▶ _EXERCISE AIM_
Give the data again, word for word.

————————

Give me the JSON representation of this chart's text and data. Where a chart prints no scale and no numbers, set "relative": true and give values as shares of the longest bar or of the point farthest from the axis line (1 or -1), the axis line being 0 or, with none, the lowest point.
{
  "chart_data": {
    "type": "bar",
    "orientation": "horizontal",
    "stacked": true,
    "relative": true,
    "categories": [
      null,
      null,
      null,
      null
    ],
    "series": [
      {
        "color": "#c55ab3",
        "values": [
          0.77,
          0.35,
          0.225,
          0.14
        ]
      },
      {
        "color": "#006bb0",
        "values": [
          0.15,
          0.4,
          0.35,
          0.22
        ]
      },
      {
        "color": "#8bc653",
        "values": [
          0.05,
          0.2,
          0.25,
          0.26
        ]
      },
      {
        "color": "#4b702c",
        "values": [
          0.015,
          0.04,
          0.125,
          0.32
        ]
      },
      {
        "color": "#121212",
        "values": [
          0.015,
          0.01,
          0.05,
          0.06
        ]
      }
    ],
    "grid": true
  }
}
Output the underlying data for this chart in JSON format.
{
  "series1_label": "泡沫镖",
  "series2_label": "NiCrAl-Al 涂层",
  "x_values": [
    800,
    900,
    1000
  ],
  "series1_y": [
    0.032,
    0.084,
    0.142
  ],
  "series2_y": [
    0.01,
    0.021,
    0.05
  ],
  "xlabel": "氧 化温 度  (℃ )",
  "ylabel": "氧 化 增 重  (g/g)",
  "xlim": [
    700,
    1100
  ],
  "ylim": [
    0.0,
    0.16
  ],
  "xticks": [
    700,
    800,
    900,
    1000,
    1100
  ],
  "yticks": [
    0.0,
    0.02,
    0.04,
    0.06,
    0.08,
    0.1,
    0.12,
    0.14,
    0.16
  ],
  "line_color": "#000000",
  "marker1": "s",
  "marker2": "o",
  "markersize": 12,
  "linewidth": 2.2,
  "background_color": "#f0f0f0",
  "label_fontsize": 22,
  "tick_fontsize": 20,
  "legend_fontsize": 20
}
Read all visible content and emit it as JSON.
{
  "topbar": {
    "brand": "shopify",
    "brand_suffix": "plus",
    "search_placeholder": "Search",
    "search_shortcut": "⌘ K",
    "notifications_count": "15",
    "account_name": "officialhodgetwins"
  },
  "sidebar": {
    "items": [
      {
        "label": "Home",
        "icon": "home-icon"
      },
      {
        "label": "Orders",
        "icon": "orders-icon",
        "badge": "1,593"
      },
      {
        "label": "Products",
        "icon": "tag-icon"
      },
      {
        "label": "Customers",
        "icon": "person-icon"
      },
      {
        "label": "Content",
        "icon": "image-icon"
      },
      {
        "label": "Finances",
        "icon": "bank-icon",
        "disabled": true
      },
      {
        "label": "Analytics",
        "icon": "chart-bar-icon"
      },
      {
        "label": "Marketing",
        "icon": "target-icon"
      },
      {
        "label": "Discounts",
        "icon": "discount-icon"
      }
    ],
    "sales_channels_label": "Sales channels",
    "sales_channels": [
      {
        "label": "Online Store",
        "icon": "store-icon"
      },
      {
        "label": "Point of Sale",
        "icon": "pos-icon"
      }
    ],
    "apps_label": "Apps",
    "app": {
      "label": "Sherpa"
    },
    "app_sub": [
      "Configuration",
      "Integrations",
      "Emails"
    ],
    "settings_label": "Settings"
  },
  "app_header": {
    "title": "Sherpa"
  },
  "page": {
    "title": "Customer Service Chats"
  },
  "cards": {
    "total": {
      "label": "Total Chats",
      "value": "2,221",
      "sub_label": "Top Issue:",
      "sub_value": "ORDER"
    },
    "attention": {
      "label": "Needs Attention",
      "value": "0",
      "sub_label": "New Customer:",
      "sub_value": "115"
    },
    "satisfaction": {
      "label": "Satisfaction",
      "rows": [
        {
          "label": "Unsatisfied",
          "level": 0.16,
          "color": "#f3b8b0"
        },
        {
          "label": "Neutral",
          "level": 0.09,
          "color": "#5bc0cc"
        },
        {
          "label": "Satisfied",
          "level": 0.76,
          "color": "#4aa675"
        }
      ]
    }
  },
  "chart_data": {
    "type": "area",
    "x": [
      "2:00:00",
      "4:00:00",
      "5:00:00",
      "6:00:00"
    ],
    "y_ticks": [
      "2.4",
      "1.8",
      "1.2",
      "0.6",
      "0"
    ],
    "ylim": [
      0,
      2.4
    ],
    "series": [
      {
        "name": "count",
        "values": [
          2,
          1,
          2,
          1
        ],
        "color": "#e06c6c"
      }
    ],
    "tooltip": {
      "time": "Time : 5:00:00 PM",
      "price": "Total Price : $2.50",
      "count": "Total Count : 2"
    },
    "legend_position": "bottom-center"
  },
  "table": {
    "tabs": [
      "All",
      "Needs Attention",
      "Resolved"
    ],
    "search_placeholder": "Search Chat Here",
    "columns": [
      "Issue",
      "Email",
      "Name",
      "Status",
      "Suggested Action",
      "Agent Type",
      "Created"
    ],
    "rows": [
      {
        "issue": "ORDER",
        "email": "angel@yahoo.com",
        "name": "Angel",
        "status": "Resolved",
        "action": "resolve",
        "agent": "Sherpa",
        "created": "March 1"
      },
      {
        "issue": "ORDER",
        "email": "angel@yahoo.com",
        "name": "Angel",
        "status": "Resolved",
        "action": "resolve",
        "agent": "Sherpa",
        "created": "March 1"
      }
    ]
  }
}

————————

▶ _EXERCISE SOLUTION_
Give me the JSON representation of this chart's text and data. Where a chart prints no scale and no numbers, set "relative": true and give values as shares of the longest bar or of the point farthest from the axis line (1 or -1), the axis line being 0 or, with none, the lowest point.
{
  "chart_data": {
    "type": "bar",
    "orientation": "horizontal",
    "stacked": true,
    "relative": true,
    "categories": [
      null,
      null,
      null,
      null
    ],
    "series": [
      {
        "color": "#c55ab3",
        "values": [
          0.77,
          0.35,
          0.225,
          0.14
        ]
      },
      {
        "color": "#006bb0",
        "values": [
          0.15,
          0.4,
          0.35,
          0.22
        ]
      },
      {
        "color": "#8bc653",
        "values": [
          0.05,
          0.2,
          0.25,
          0.26
        ]
      },
      {
        "color": "#4b702c",
        "values": [
          0.015,
          0.04,
          0.125,
          0.32
        ]
      },
      {
        "color": "#121212",
        "values": [
          0.015,
          0.01,
          0.05,
          0.06
        ]
      }
    ],
    "grid": true
  }
}
Output the underlying data for this chart in JSON format.
{
  "series1_label": "泡沫镖",
  "series2_label": "NiCrAl-Al 涂层",
  "x_values": [
    800,
    900,
    1000
  ],
  "series1_y": [
    0.032,
    0.084,
    0.142
  ],
  "series2_y": [
    0.01,
    0.021,
    0.05
  ],
  "xlabel": "氧 化温 度  (℃ )",
  "ylabel": "氧 化 增 重  (g/g)",
  "xlim": [
    700,
    1100
  ],
  "ylim": [
    0.0,
    0.16
  ],
  "xticks": [
    700,
    800,
    900,
    1000,
    1100
  ],
  "yticks": [
    0.0,
    0.02,
    0.04,
    0.06,
    0.08,
    0.1,
    0.12,
    0.14,
    0.16
  ],
  "line_color": "#000000",
  "marker1": "s",
  "marker2": "o",
  "markersize": 12,
  "linewidth": 2.2,
  "background_color": "#f0f0f0",
  "label_fontsize": 22,
  "tick_fontsize": 20,
  "legend_fontsize": 20
}
Read all visible content and emit it as JSON.
{
  "topbar": {
    "brand": "shopify",
    "brand_suffix": "plus",
    "search_placeholder": "Search",
    "search_shortcut": "⌘ K",
    "notifications_count": "15",
    "account_name": "officialhodgetwins"
  },
  "sidebar": {
    "items": [
      {
        "label": "Home",
        "icon": "home-icon"
      },
      {
        "label": "Orders",
        "icon": "orders-icon",
        "badge": "1,593"
      },
      {
        "label": "Products",
        "icon": "tag-icon"
      },
      {
        "label": "Customers",
        "icon": "person-icon"
      },
      {
        "label": "Content",
        "icon": "image-icon"
      },
      {
        "label": "Finances",
        "icon": "bank-icon",
        "disabled": true
      },
      {
        "label": "Analytics",
        "icon": "chart-bar-icon"
      },
      {
        "label": "Marketing",
        "icon": "target-icon"
      },
      {
        "label": "Discounts",
        "icon": "discount-icon"
      }
    ],
    "sales_channels_label": "Sales channels",
    "sales_channels": [
      {
        "label": "Online Store",
        "icon": "store-icon"
      },
      {
        "label": "Point of Sale",
        "icon": "pos-icon"
      }
    ],
    "apps_label": "Apps",
    "app": {
      "label": "Sherpa"
    },
    "app_sub": [
      "Configuration",
      "Integrations",
      "Emails"
    ],
    "settings_label": "Settings"
  },
  "app_header": {
    "title": "Sherpa"
  },
  "page": {
    "title": "Customer Service Chats"
  },
  "cards": {
    "total": {
      "label": "Total Chats",
      "value": "2,221",
      "sub_label": "Top Issue:",
      "sub_value": "ORDER"
    },
    "attention": {
      "label": "Needs Attention",
      "value": "0",
      "sub_label": "New Customer:",
      "sub_value": "115"
    },
    "satisfaction": {
      "label": "Satisfaction",
      "rows": [
        {
          "label": "Unsatisfied",
          "level": 0.16,
          "color": "#f3b8b0"
        },
        {
          "label": "Neutral",
          "level": 0.09,
          "color": "#5bc0cc"
        },
        {
          "label": "Satisfied",
          "level": 0.76,
          "color": "#4aa675"
        }
      ]
    }
  },
  "chart_data": {
    "type": "area",
    "x": [
      "2:00:00",
      "4:00:00",
      "5:00:00",
      "6:00:00"
    ],
    "y_ticks": [
      "2.4",
      "1.8",
      "1.2",
      "0.6",
      "0"
    ],
    "ylim": [
      0,
      2.4
    ],
    "series": [
      {
        "name": "count",
        "values": [
          2,
          1,
          2,
          1
        ],
        "color": "#e06c6c"
      }
    ],
    "tooltip": {
      "time": "Time : 5:00:00 PM",
      "price": "Total Price : $2.50",
      "count": "Total Count : 2"
    },
    "legend_position": "bottom-center"
  },
  "table": {
    "tabs": [
      "All",
      "Needs Attention",
      "Resolved"
    ],
    "search_placeholder": "Search Chat Here",
    "columns": [
      "Issue",
      "Email",
      "Name",
      "Status",
      "Suggested Action",
      "Agent Type",
      "Created"
    ],
    "rows": [
      {
        "issue": "ORDER",
        "email": "angel@yahoo.com",
        "name": "Angel",
        "status": "Resolved",
        "action": "resolve",
        "agent": "Sherpa",
        "created": "March 1"
      },
      {
        "issue": "ORDER",
        "email": "angel@yahoo.com",
        "name": "Angel",
        "status": "Resolved",
        "action": "resolve",
        "agent": "Sherpa",
        "created": "March 1"
      }
    ]
  }
}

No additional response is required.